:: Materials provided
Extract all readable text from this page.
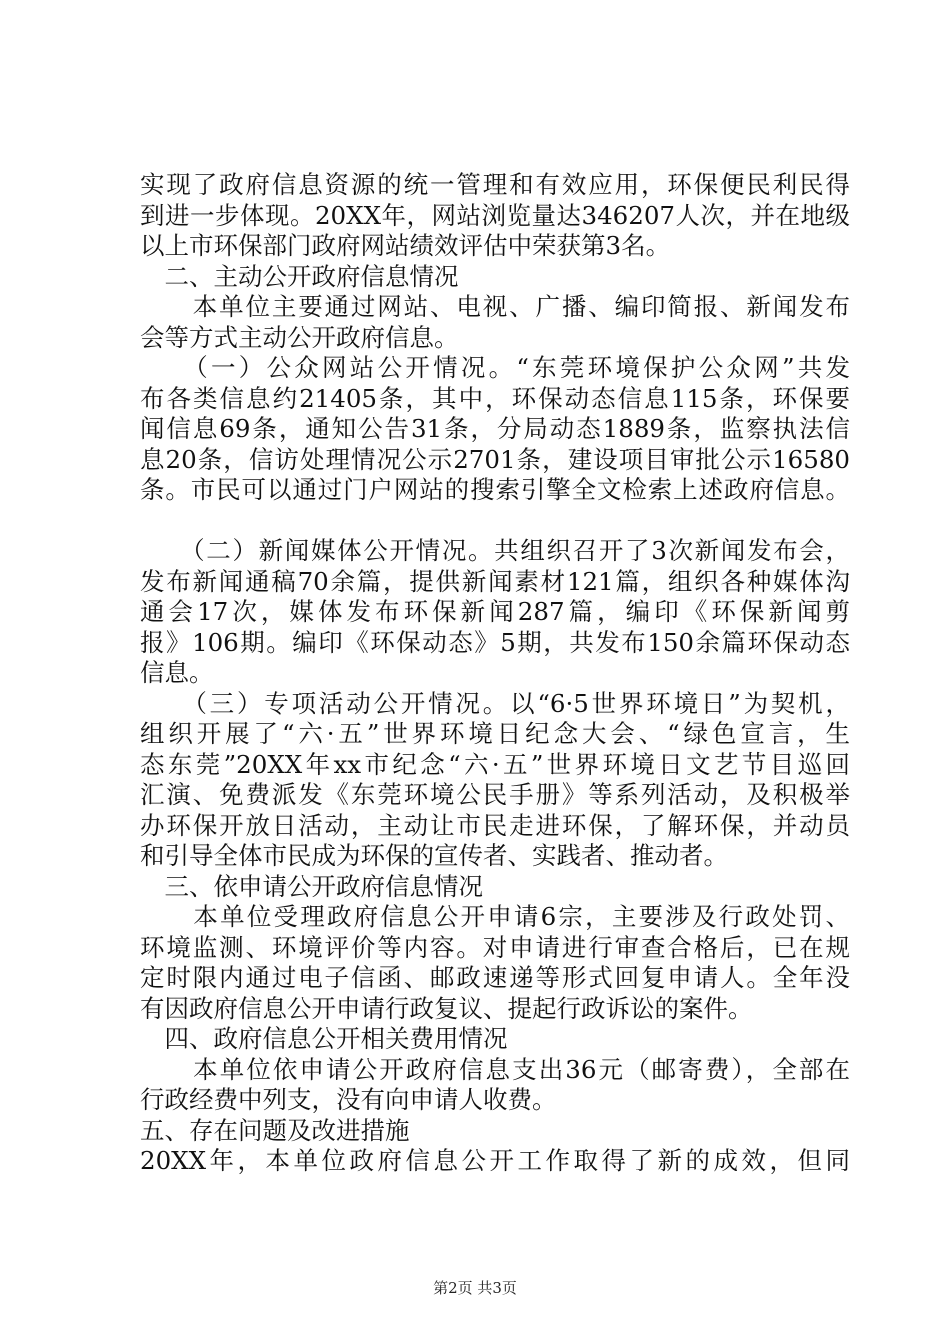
实现了政府信息资源的统一管理和有效应用，环保便民利民得
到进一步体现。20XX年，网站浏览量达346207人次，并在地级
以上市环保部门政府网站绩效评估中荣获第3名。
　二、主动公开政府信息情况
　　本单位主要通过网站、电视、广播、编印简报、新闻发布
会等方式主动公开政府信息。
　　（一）公众网站公开情况。“东莞环境保护公众网”共发
布各类信息约21405条，其中，环保动态信息115条，环保要
闻信息69条，通知公告31条，分局动态1889条，监察执法信
息20条，信访处理情况公示2701条，建设项目审批公示16580
条。市民可以通过门户网站的搜索引擎全文检索上述政府信息。
　　（二）新闻媒体公开情况。共组织召开了3次新闻发布会，
发布新闻通稿70余篇，提供新闻素材121篇，组织各种媒体沟
通会17次，媒体发布环保新闻287篇，编印《环保新闻剪
报》106期。编印《环保动态》5期，共发布150余篇环保动态
信息。
　　（三）专项活动公开情况。以“6·5世界环境日”为契机，
组织开展了“六·五”世界环境日纪念大会、“绿色宣言，生
态东莞”20XX年xx市纪念“六·五”世界环境日文艺节目巡回
汇演、免费派发《东莞环境公民手册》等系列活动，及积极举
办环保开放日活动，主动让市民走进环保，了解环保，并动员
和引导全体市民成为环保的宣传者、实践者、推动者。
　三、依申请公开政府信息情况
　　本单位受理政府信息公开申请6宗，主要涉及行政处罚、
环境监测、环境评价等内容。对申请进行审查合格后，已在规
定时限内通过电子信函、邮政速递等形式回复申请人。全年没
有因政府信息公开申请行政复议、提起行政诉讼的案件。
　四、政府信息公开相关费用情况
　　本单位依申请公开政府信息支出36元（邮寄费），全部在
行政经费中列支，没有向申请人收费。
五、存在问题及改进措施
20XX年，本单位政府信息公开工作取得了新的成效，但同
第2页 共3页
::::
Task to carry out – Omit pictures; set down the rest of the material word for word.

Answer to the problem –
Extract all readable text from this page.
实现了政府信息资源的统一管理和有效应用，环保便民利民得
到进一步体现。20XX年，网站浏览量达346207人次，并在地级
以上市环保部门政府网站绩效评估中荣获第3名。
　二、主动公开政府信息情况
　　本单位主要通过网站、电视、广播、编印简报、新闻发布
会等方式主动公开政府信息。
　　（一）公众网站公开情况。“东莞环境保护公众网”共发
布各类信息约21405条，其中，环保动态信息115条，环保要
闻信息69条，通知公告31条，分局动态1889条，监察执法信
息20条，信访处理情况公示2701条，建设项目审批公示16580
条。市民可以通过门户网站的搜索引擎全文检索上述政府信息。
　　（二）新闻媒体公开情况。共组织召开了3次新闻发布会，
发布新闻通稿70余篇，提供新闻素材121篇，组织各种媒体沟
通会17次，媒体发布环保新闻287篇，编印《环保新闻剪
报》106期。编印《环保动态》5期，共发布150余篇环保动态
信息。
　　（三）专项活动公开情况。以“6·5世界环境日”为契机，
组织开展了“六·五”世界环境日纪念大会、“绿色宣言，生
态东莞”20XX年xx市纪念“六·五”世界环境日文艺节目巡回
汇演、免费派发《东莞环境公民手册》等系列活动，及积极举
办环保开放日活动，主动让市民走进环保，了解环保，并动员
和引导全体市民成为环保的宣传者、实践者、推动者。
　三、依申请公开政府信息情况
　　本单位受理政府信息公开申请6宗，主要涉及行政处罚、
环境监测、环境评价等内容。对申请进行审查合格后，已在规
定时限内通过电子信函、邮政速递等形式回复申请人。全年没
有因政府信息公开申请行政复议、提起行政诉讼的案件。
　四、政府信息公开相关费用情况
　　本单位依申请公开政府信息支出36元（邮寄费），全部在
行政经费中列支，没有向申请人收费。
五、存在问题及改进措施
20XX年，本单位政府信息公开工作取得了新的成效，但同
第2页 共3页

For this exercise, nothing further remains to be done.